→ **Records provided**:
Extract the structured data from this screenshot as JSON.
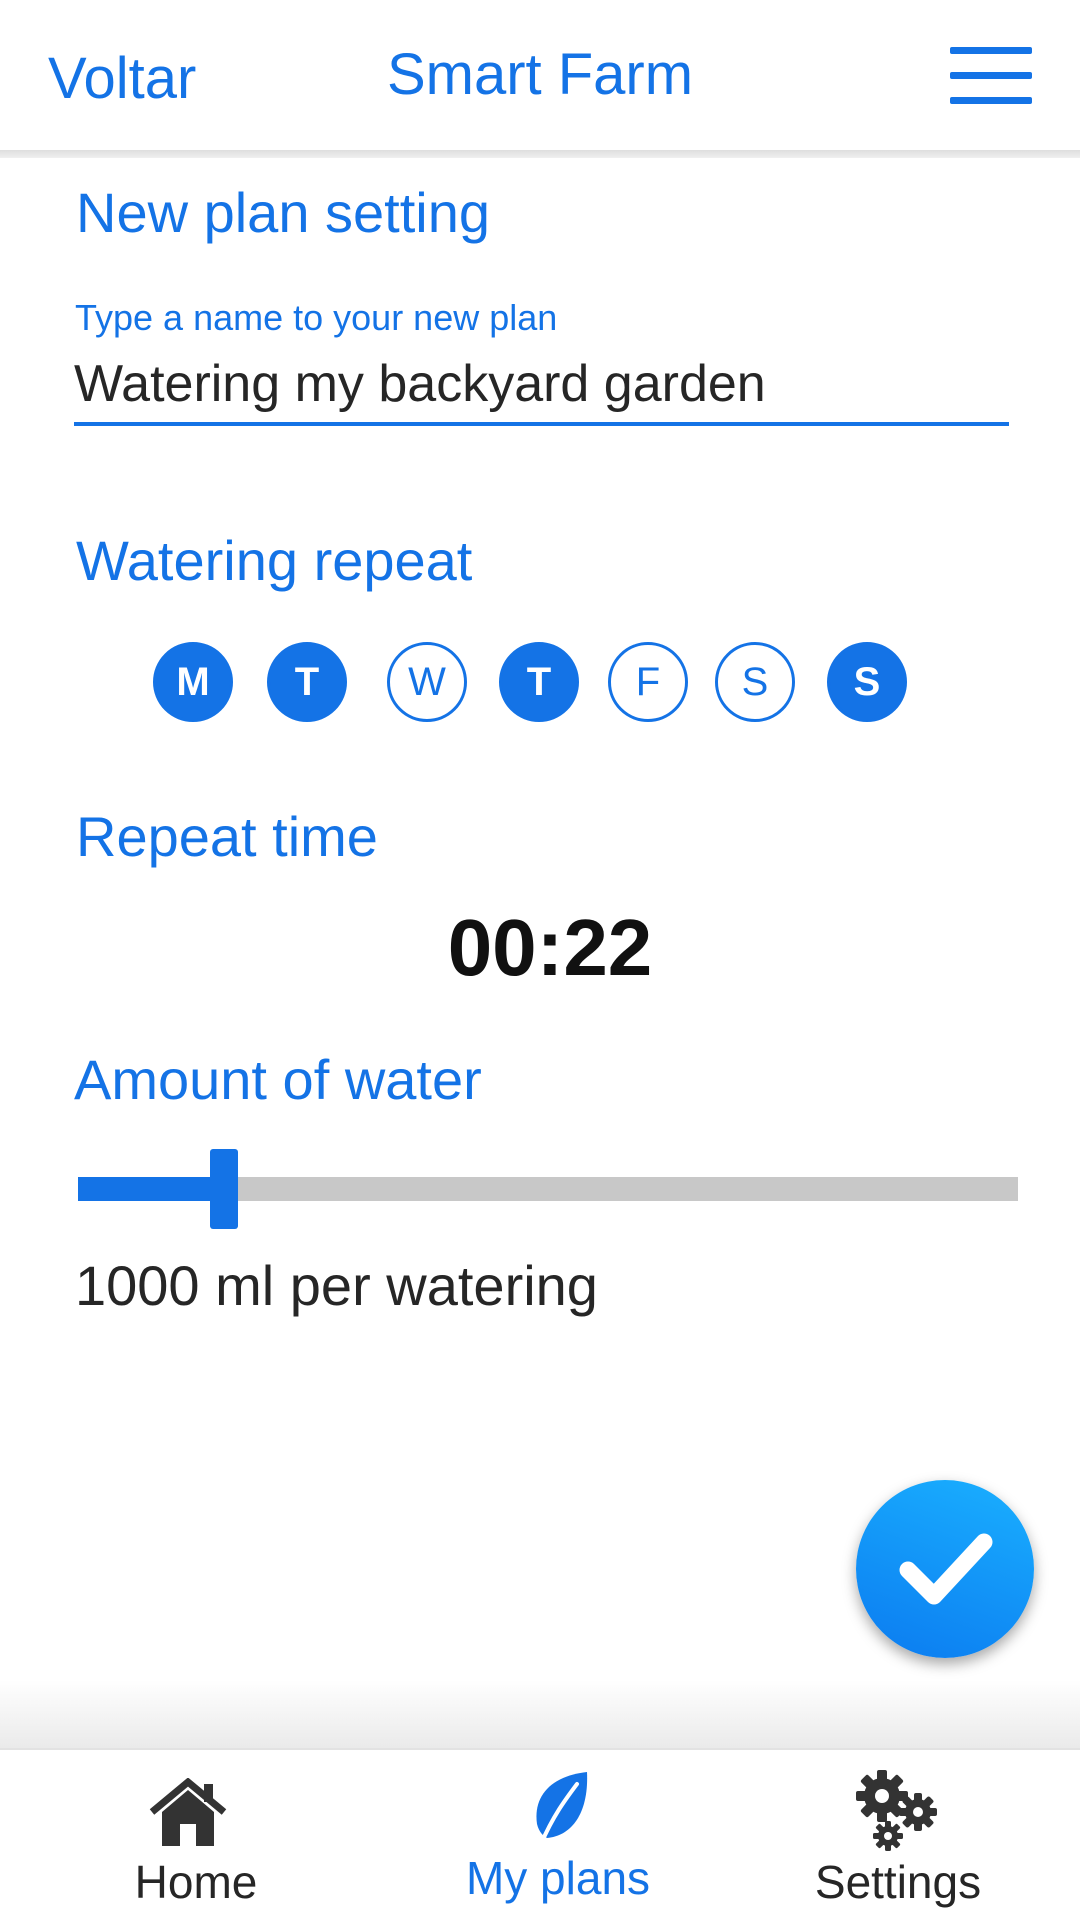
{
  "header": {
    "back_label": "Voltar",
    "title": "Smart Farm",
    "menu_icon": "hamburger-menu-icon"
  },
  "form": {
    "section_title": "New plan setting",
    "name_label": "Type a name to your new plan",
    "name_value": "Watering my backyard garden"
  },
  "watering_repeat": {
    "title": "Watering repeat",
    "days": [
      {
        "label": "M",
        "selected": true
      },
      {
        "label": "T",
        "selected": true
      },
      {
        "label": "W",
        "selected": false
      },
      {
        "label": "T",
        "selected": true
      },
      {
        "label": "F",
        "selected": false
      },
      {
        "label": "S",
        "selected": false
      },
      {
        "label": "S",
        "selected": true
      }
    ]
  },
  "repeat_time": {
    "title": "Repeat time",
    "value": "00:22"
  },
  "water_amount": {
    "title": "Amount of water",
    "slider_fraction": 0.155,
    "value_text": "1000 ml per watering"
  },
  "fab": {
    "icon": "checkmark-icon"
  },
  "bottom_nav": {
    "items": [
      {
        "label": "Home",
        "icon": "home-icon",
        "active": false
      },
      {
        "label": "My plans",
        "icon": "leaf-icon",
        "active": true
      },
      {
        "label": "Settings",
        "icon": "gears-icon",
        "active": false
      }
    ]
  },
  "colors": {
    "accent": "#1473e6",
    "text_dark": "#262626",
    "inactive_icon": "#333333",
    "track": "#c8c8c8"
  }
}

→ **What is asked**: In your copy of the listing above, reproduce each line exactly and omit all pictures.

→ **Output of the task**:
Extract the structured data from this screenshot as JSON.
{
  "header": {
    "back_label": "Voltar",
    "title": "Smart Farm",
    "menu_icon": "hamburger-menu-icon"
  },
  "form": {
    "section_title": "New plan setting",
    "name_label": "Type a name to your new plan",
    "name_value": "Watering my backyard garden"
  },
  "watering_repeat": {
    "title": "Watering repeat",
    "days": [
      {
        "label": "M",
        "selected": true
      },
      {
        "label": "T",
        "selected": true
      },
      {
        "label": "W",
        "selected": false
      },
      {
        "label": "T",
        "selected": true
      },
      {
        "label": "F",
        "selected": false
      },
      {
        "label": "S",
        "selected": false
      },
      {
        "label": "S",
        "selected": true
      }
    ]
  },
  "repeat_time": {
    "title": "Repeat time",
    "value": "00:22"
  },
  "water_amount": {
    "title": "Amount of water",
    "slider_fraction": 0.155,
    "value_text": "1000 ml per watering"
  },
  "fab": {
    "icon": "checkmark-icon"
  },
  "bottom_nav": {
    "items": [
      {
        "label": "Home",
        "icon": "home-icon",
        "active": false
      },
      {
        "label": "My plans",
        "icon": "leaf-icon",
        "active": true
      },
      {
        "label": "Settings",
        "icon": "gears-icon",
        "active": false
      }
    ]
  },
  "colors": {
    "accent": "#1473e6",
    "text_dark": "#262626",
    "inactive_icon": "#333333",
    "track": "#c8c8c8"
  }
}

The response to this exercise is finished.